What you are asked to do
Could you filter the records below and keep only the lines with the word "Variants"?

Stored dataset items
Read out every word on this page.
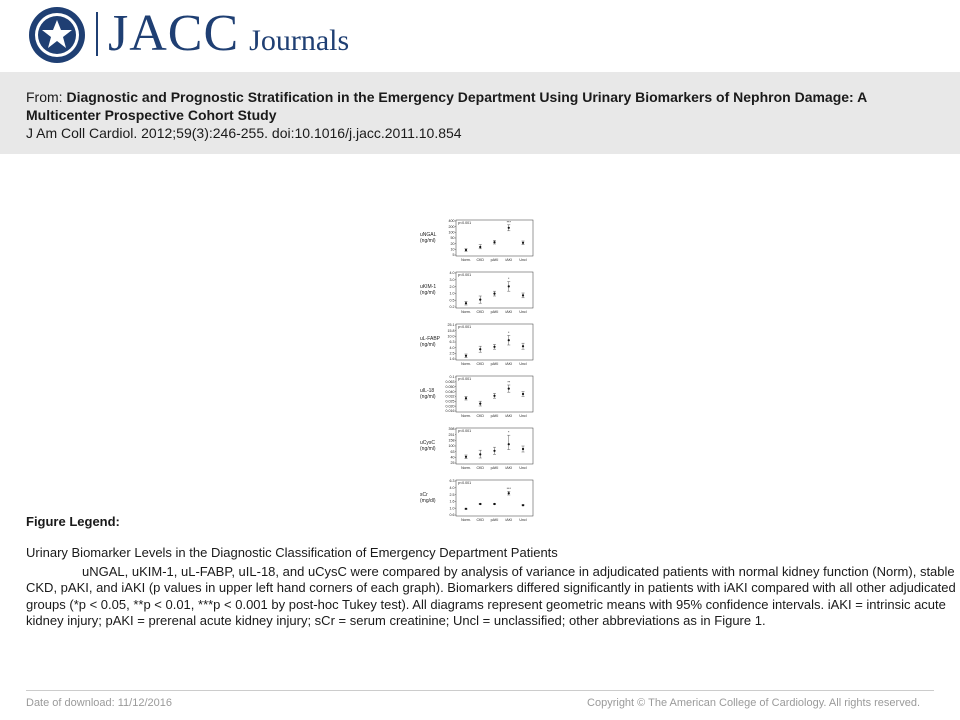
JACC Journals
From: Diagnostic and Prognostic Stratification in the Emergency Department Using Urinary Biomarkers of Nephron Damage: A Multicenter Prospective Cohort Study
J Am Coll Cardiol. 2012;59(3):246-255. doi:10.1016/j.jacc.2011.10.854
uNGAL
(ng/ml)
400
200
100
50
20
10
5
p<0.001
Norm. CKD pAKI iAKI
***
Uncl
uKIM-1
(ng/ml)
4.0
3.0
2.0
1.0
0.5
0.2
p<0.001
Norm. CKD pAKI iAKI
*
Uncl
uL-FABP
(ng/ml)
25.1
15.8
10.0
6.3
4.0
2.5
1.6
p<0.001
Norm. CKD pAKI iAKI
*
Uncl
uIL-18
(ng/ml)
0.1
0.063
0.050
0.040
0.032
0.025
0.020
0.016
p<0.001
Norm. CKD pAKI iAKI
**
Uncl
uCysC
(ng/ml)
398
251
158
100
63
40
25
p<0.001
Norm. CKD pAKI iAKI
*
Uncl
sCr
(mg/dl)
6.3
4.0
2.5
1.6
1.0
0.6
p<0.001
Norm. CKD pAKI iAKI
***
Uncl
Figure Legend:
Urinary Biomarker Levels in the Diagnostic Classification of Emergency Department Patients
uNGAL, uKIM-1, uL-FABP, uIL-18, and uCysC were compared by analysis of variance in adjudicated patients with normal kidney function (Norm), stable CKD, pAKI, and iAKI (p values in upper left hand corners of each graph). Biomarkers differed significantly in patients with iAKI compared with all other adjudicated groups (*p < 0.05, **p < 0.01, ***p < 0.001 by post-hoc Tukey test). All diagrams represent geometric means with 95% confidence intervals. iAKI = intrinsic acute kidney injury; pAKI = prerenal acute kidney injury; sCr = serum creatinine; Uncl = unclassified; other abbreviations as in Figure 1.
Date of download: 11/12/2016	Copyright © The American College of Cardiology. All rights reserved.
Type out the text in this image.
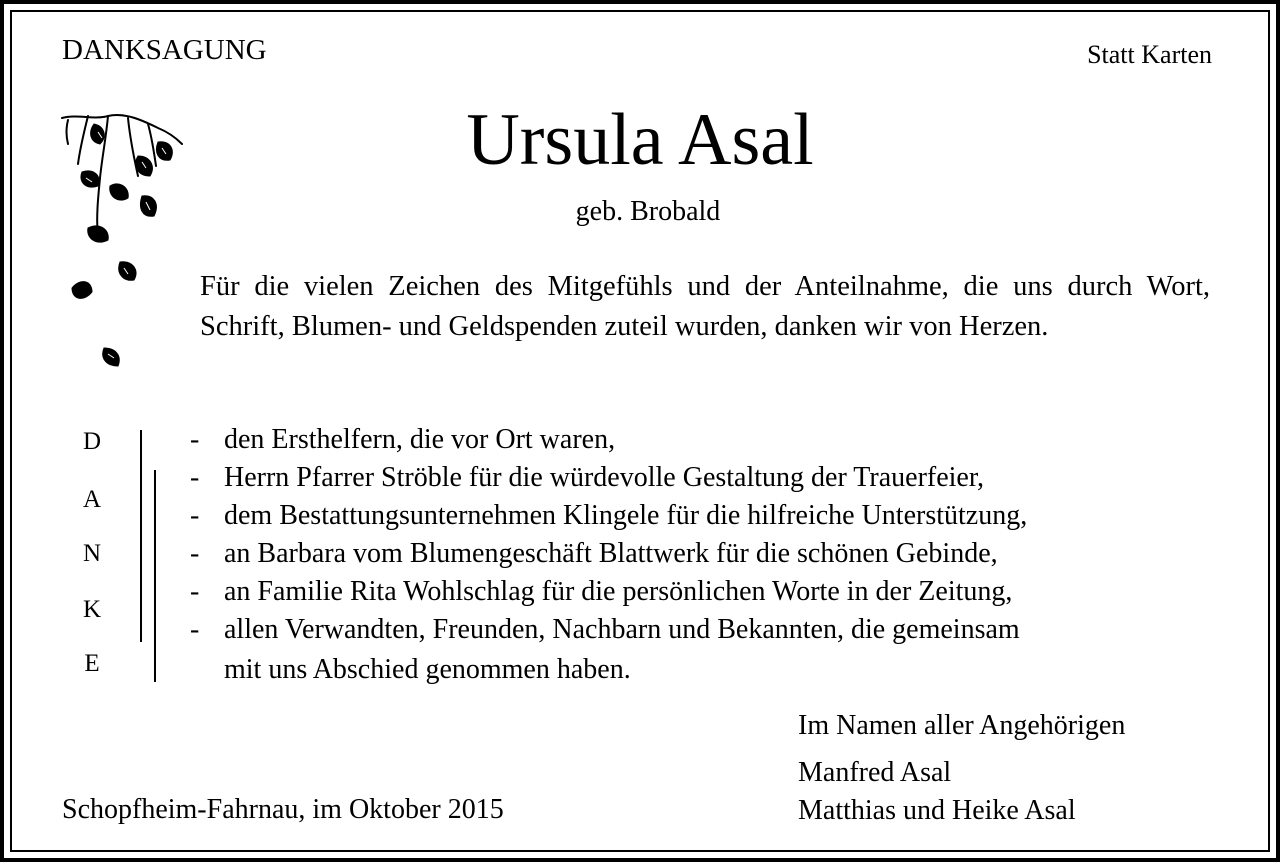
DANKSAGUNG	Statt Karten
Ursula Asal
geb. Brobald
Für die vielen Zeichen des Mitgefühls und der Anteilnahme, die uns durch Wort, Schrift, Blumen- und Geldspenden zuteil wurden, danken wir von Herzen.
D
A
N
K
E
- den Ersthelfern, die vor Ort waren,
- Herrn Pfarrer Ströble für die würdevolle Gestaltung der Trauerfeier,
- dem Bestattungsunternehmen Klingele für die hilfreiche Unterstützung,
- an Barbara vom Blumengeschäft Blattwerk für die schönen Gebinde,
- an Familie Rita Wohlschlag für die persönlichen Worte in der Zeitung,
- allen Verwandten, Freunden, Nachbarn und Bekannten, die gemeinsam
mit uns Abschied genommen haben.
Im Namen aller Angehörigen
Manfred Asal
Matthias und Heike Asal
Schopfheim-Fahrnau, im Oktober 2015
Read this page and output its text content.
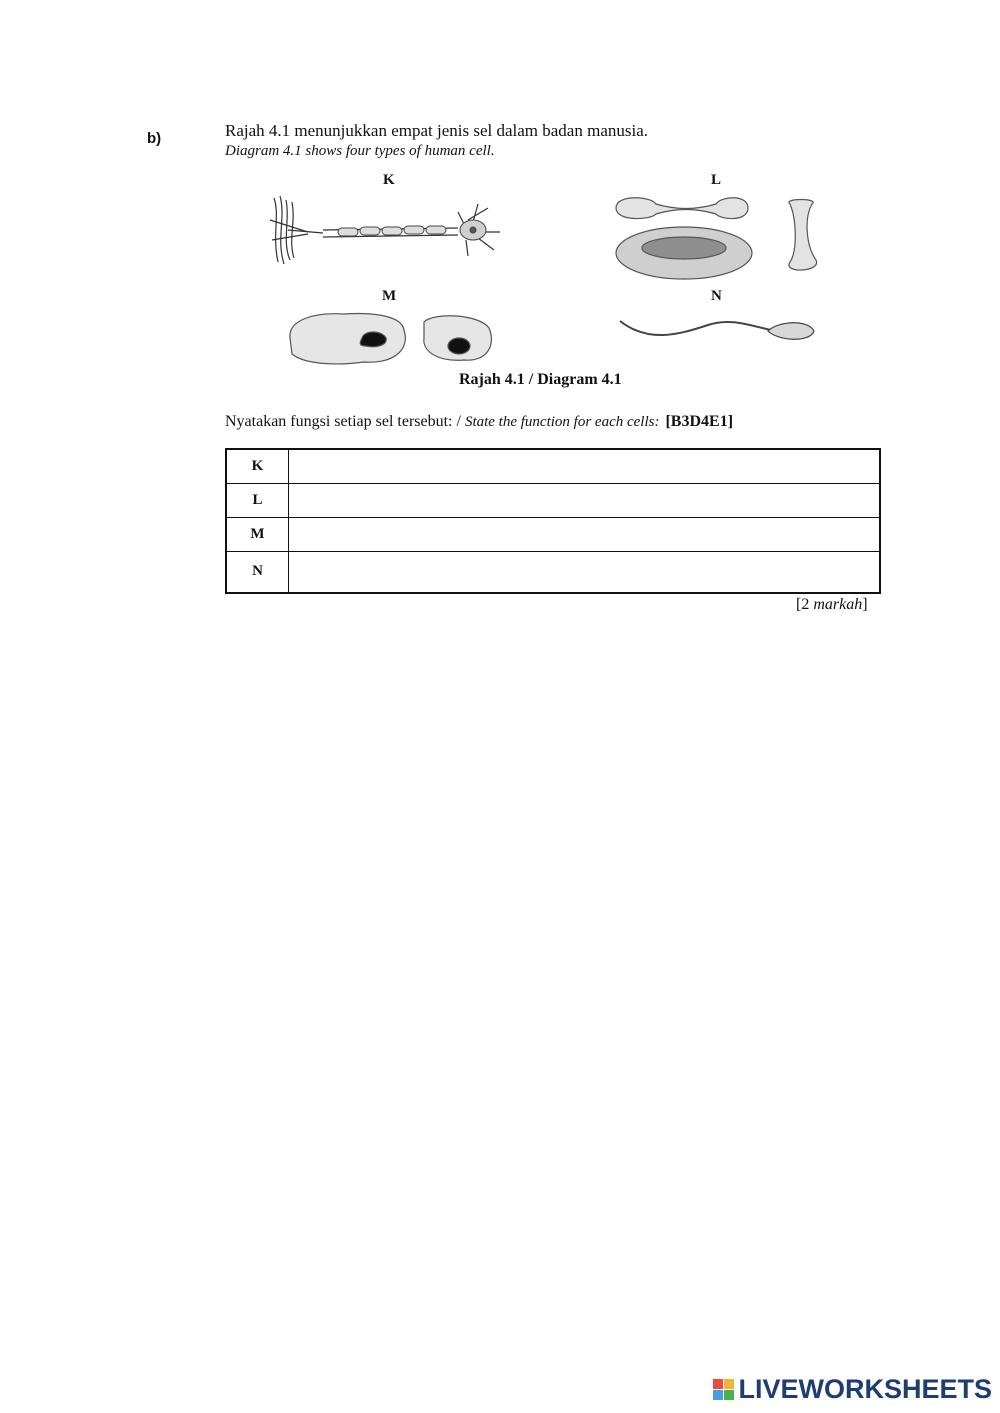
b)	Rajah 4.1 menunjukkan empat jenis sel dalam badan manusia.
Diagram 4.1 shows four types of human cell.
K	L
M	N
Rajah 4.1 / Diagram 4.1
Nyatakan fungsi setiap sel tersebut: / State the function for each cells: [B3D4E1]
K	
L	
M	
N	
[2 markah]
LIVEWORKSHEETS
---
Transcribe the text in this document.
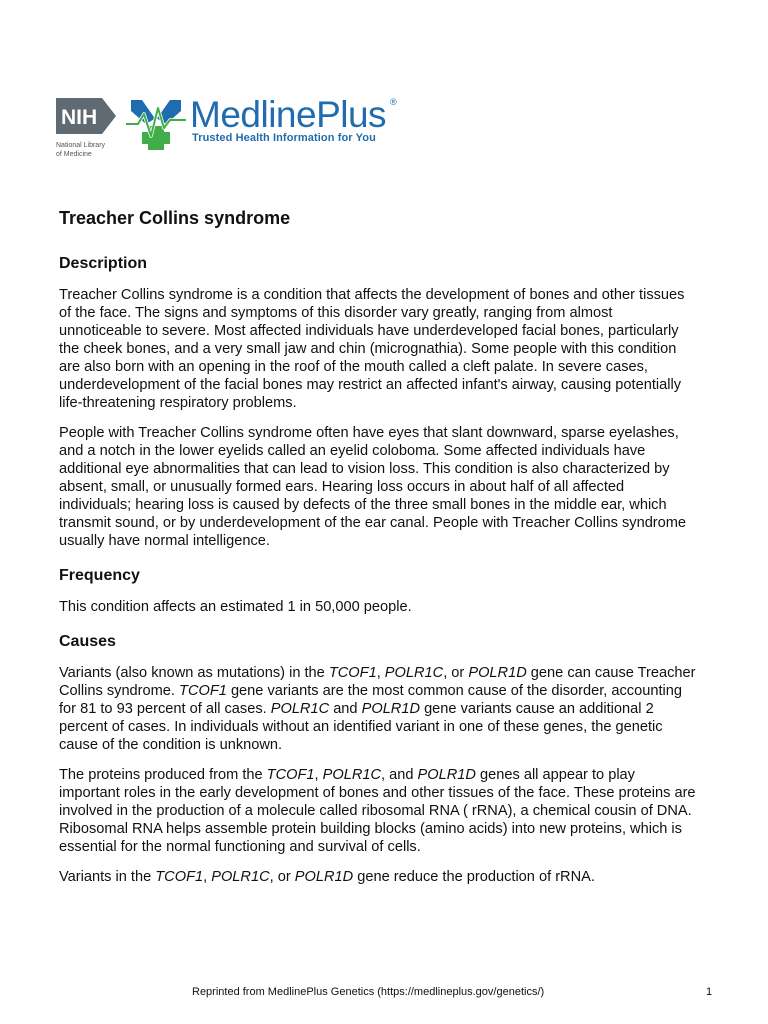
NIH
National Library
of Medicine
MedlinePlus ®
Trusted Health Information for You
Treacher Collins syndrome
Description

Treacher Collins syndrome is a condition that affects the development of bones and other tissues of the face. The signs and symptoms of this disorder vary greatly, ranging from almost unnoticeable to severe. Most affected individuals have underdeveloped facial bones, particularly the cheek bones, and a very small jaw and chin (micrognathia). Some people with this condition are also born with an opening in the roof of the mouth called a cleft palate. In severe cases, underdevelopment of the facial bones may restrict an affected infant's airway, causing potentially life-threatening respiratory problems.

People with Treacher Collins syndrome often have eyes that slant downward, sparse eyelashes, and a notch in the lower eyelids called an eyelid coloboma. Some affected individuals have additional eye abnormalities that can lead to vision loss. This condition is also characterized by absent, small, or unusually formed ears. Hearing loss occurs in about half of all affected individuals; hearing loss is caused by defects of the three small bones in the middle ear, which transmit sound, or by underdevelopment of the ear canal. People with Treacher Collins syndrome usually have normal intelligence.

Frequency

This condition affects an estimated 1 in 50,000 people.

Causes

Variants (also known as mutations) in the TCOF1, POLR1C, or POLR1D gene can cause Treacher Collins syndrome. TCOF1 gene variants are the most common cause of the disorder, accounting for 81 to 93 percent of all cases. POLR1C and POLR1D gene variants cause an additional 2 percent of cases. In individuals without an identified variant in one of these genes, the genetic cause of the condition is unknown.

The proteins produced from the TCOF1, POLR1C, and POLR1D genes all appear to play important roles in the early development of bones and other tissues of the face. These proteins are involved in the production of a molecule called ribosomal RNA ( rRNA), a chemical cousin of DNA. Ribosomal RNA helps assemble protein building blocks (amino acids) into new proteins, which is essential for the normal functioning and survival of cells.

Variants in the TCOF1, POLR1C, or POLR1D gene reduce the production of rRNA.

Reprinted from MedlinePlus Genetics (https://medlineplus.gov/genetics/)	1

Response
Variants (also known as mutations) in the TCOF1, POLR1C, or POLR1D gene can cause Treacher Collins syndrome. TCOF1 gene variants are the most common cause of the disorder, accounting for 81 to 93 percent of all cases. POLR1C and POLR1D gene variants cause an additional 2 percent of cases. In individuals without an identified variant in one of these genes, the genetic cause of the condition is unknown.
Variants in the TCOF1, POLR1C, or POLR1D gene reduce the production of rRNA.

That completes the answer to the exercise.